=== Records to use ===
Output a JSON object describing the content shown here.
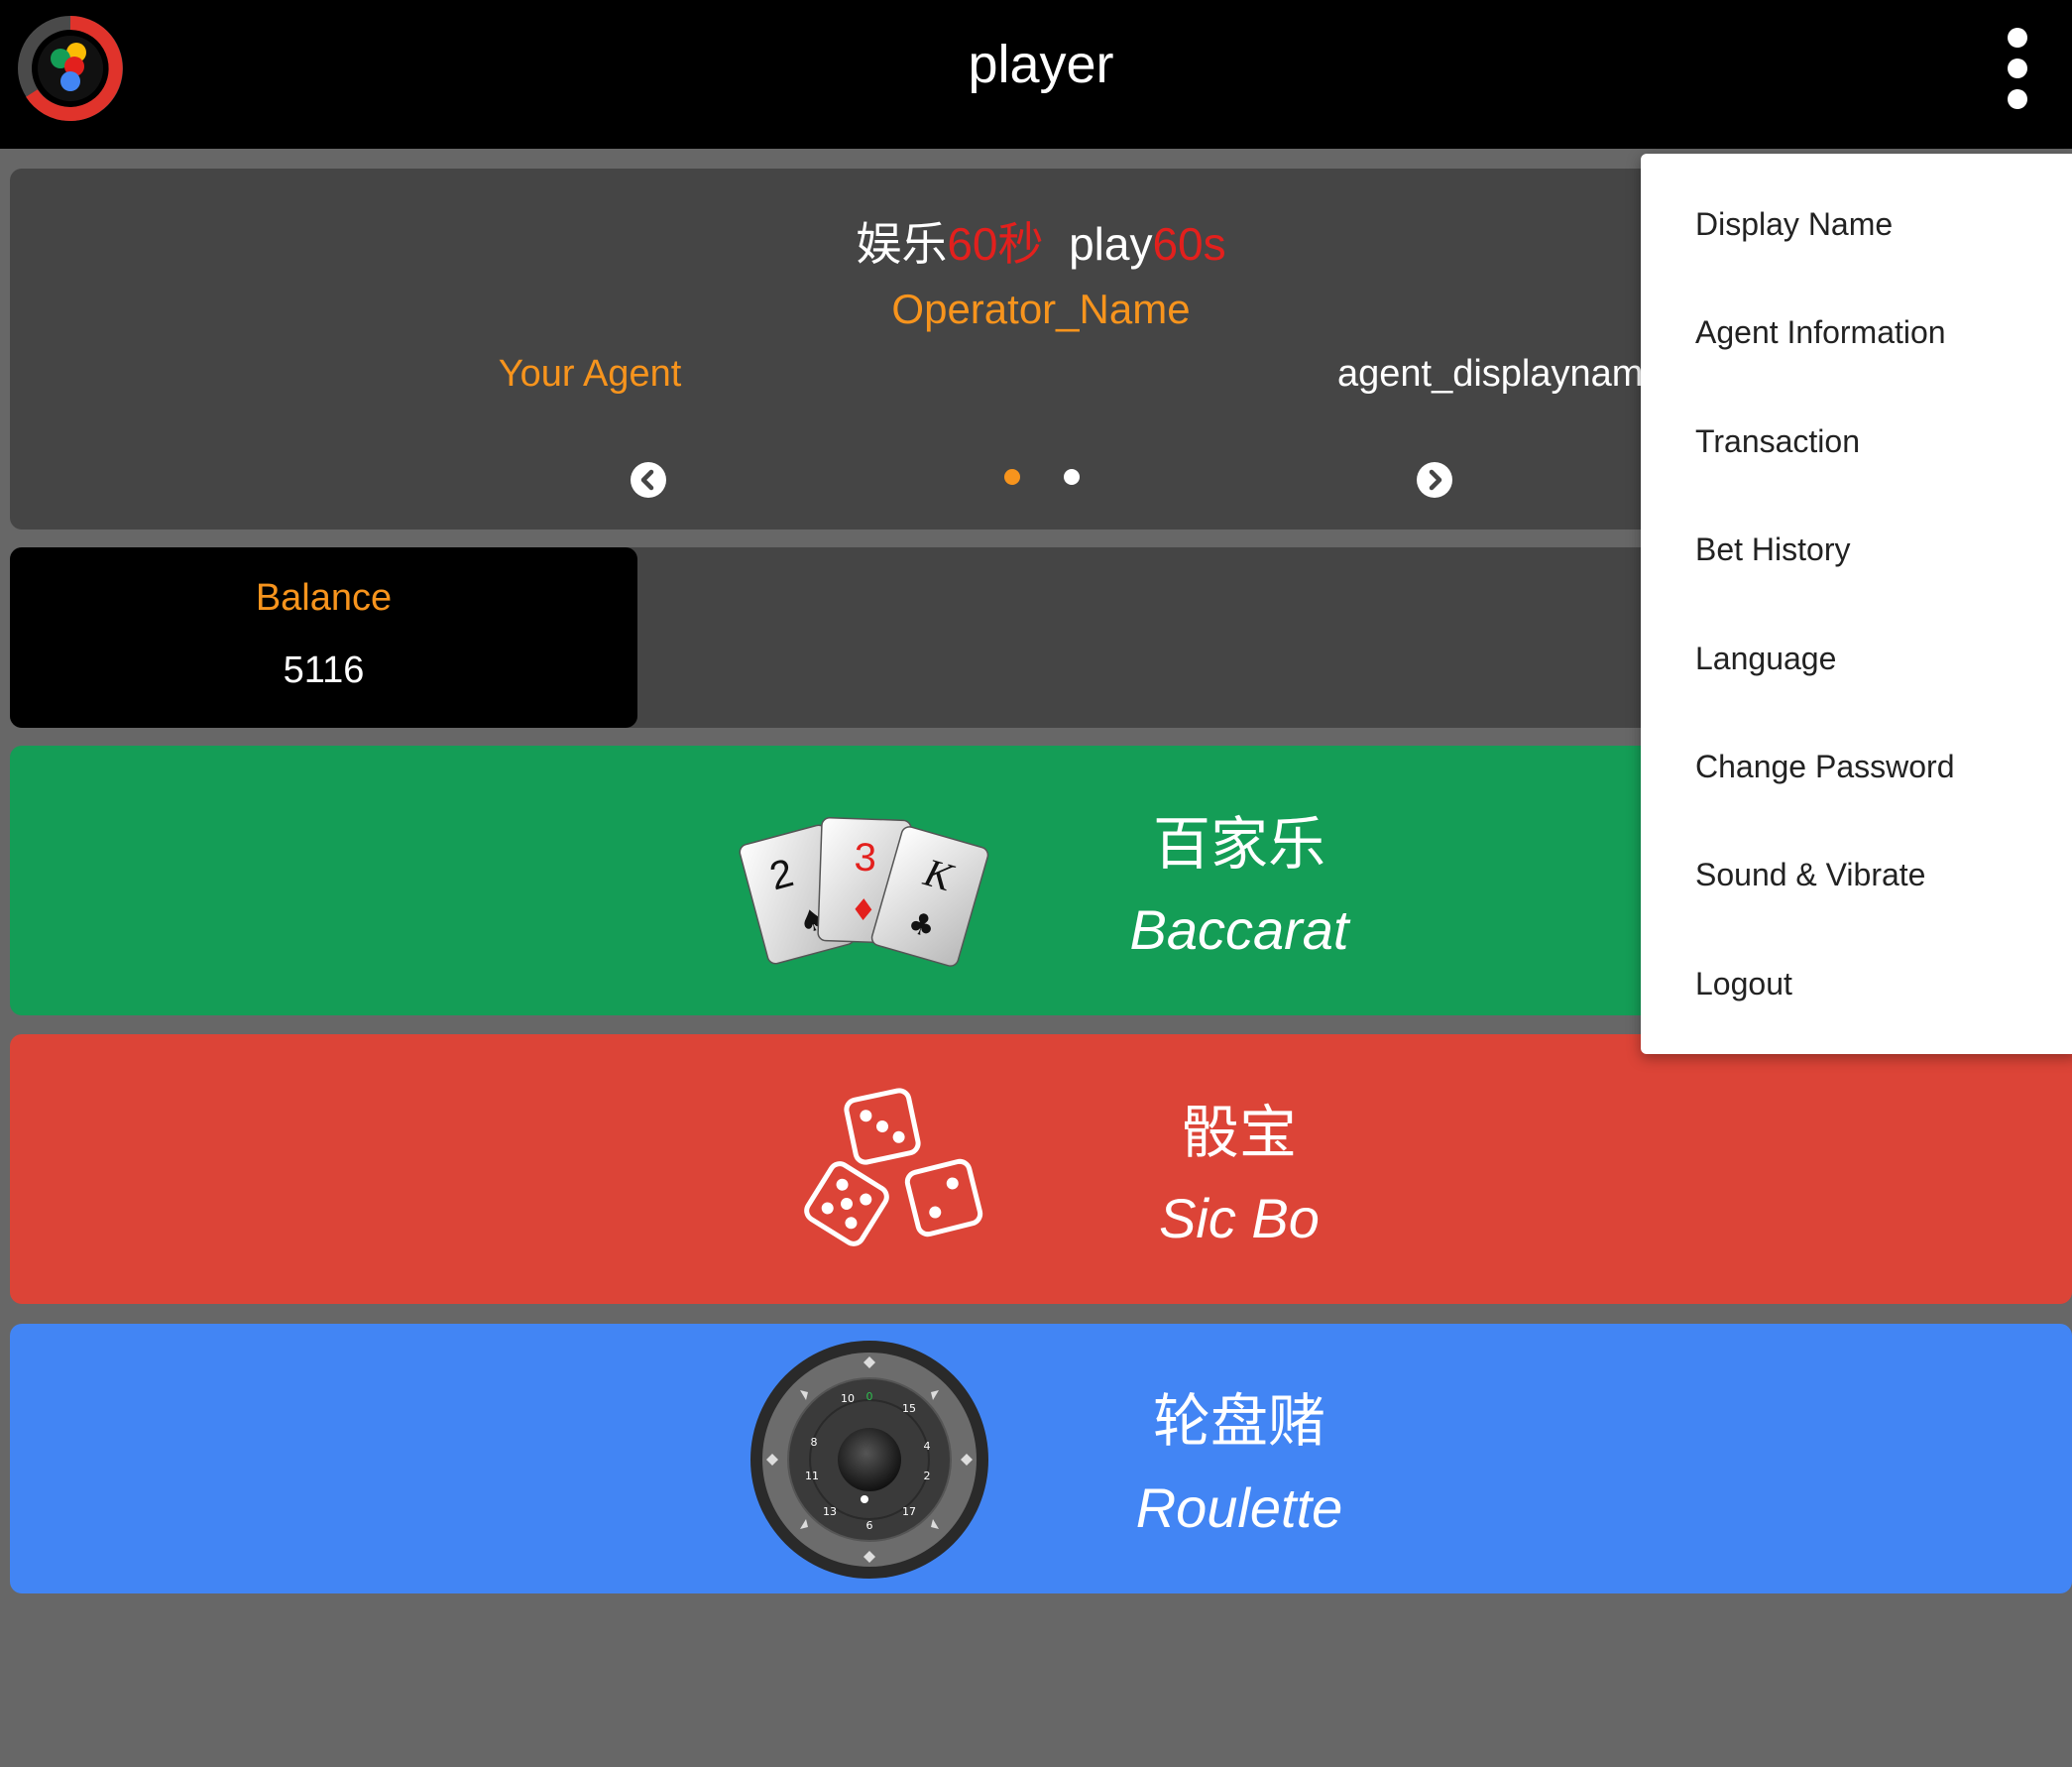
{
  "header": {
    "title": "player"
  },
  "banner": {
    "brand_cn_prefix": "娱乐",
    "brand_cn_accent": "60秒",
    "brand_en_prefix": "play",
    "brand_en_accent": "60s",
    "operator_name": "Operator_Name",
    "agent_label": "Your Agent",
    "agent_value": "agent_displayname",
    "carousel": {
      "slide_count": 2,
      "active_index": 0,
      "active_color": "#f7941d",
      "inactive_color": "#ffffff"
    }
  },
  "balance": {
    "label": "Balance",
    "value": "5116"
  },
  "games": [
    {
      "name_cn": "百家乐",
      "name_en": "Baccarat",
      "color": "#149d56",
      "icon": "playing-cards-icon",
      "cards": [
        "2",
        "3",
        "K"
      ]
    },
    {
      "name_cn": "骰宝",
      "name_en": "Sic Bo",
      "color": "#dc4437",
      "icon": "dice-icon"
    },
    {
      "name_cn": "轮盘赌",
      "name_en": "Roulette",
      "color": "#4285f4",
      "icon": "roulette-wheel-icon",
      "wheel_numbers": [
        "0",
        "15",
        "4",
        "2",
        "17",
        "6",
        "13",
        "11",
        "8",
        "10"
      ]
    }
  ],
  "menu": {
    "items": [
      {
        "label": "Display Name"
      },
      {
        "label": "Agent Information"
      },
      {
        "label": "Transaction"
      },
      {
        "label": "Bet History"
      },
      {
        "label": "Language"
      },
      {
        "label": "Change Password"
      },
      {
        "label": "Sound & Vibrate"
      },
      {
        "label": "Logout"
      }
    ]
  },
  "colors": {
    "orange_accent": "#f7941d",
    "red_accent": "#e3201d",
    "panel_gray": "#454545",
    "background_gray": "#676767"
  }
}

---

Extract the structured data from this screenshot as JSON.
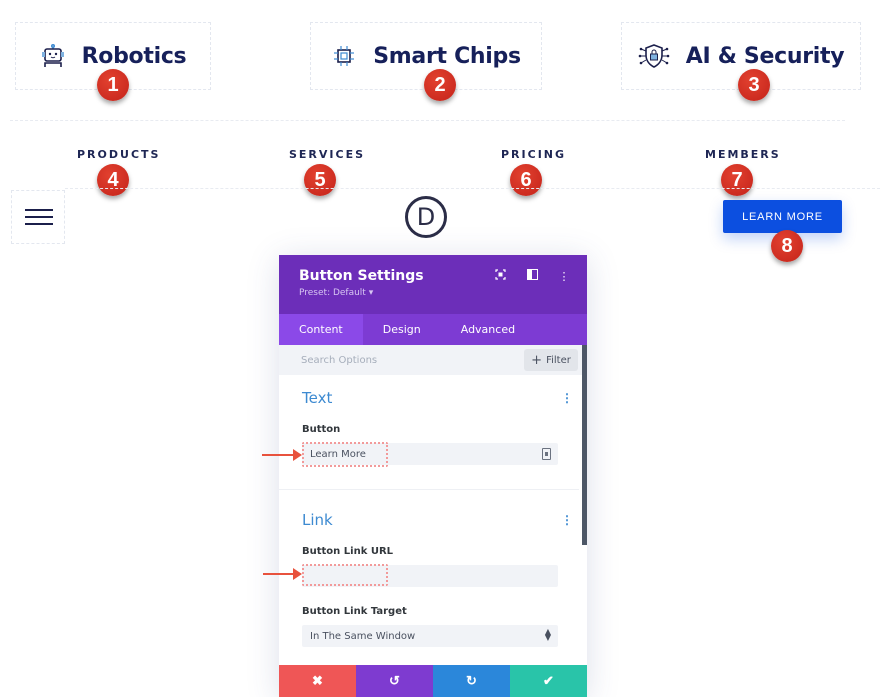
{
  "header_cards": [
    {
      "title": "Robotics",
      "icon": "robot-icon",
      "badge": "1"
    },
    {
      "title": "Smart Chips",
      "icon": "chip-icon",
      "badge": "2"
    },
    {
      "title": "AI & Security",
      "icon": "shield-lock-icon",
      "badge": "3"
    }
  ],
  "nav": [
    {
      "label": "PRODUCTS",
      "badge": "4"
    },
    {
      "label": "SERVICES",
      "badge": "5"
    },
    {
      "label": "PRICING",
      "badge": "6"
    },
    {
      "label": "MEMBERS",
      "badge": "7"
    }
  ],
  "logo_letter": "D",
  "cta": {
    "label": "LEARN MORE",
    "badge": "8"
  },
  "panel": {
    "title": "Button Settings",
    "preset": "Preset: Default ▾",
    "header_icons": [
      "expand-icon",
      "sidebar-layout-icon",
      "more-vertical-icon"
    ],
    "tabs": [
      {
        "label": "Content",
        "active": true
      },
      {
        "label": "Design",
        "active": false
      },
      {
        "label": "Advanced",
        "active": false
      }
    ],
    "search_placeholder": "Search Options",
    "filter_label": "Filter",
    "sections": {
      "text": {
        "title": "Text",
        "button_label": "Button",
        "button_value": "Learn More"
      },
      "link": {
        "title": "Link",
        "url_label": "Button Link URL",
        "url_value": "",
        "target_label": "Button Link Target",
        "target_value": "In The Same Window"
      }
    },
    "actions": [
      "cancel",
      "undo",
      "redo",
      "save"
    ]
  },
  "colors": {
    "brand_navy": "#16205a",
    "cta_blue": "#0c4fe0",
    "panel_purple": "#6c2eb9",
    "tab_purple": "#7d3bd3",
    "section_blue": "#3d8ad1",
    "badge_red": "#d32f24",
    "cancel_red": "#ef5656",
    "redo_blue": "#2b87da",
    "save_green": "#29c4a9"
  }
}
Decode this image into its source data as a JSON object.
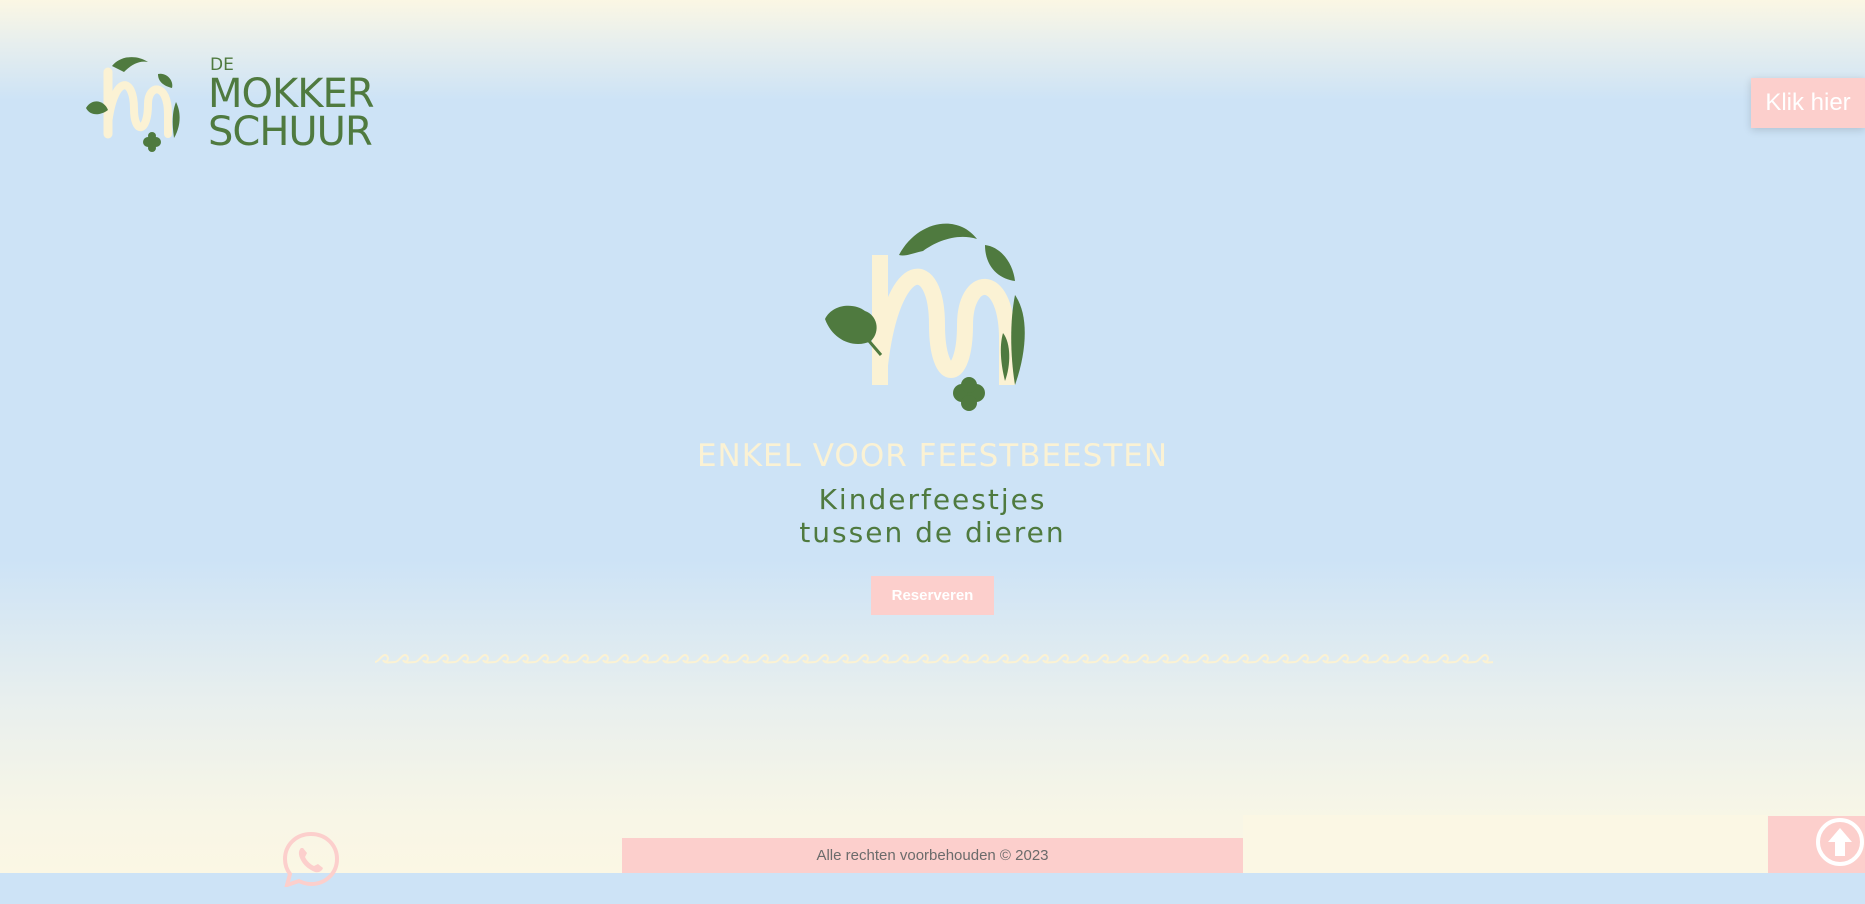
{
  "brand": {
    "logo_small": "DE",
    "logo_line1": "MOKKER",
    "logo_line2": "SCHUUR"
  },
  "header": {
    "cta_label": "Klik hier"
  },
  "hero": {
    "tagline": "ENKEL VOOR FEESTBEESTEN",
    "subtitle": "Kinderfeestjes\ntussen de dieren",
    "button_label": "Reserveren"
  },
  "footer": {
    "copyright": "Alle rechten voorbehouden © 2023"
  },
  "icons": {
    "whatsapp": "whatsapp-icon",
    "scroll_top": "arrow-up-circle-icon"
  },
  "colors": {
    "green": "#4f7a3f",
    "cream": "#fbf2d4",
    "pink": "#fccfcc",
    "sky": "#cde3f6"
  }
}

=== Given exercise ===
Which lines above contain "JSON"? Show each of them.

=== Problem solution ===
Output a JSON object describing the content shown here.
Extract the structured data from this screenshot as JSON.
Decode this image into its source data as a JSON object.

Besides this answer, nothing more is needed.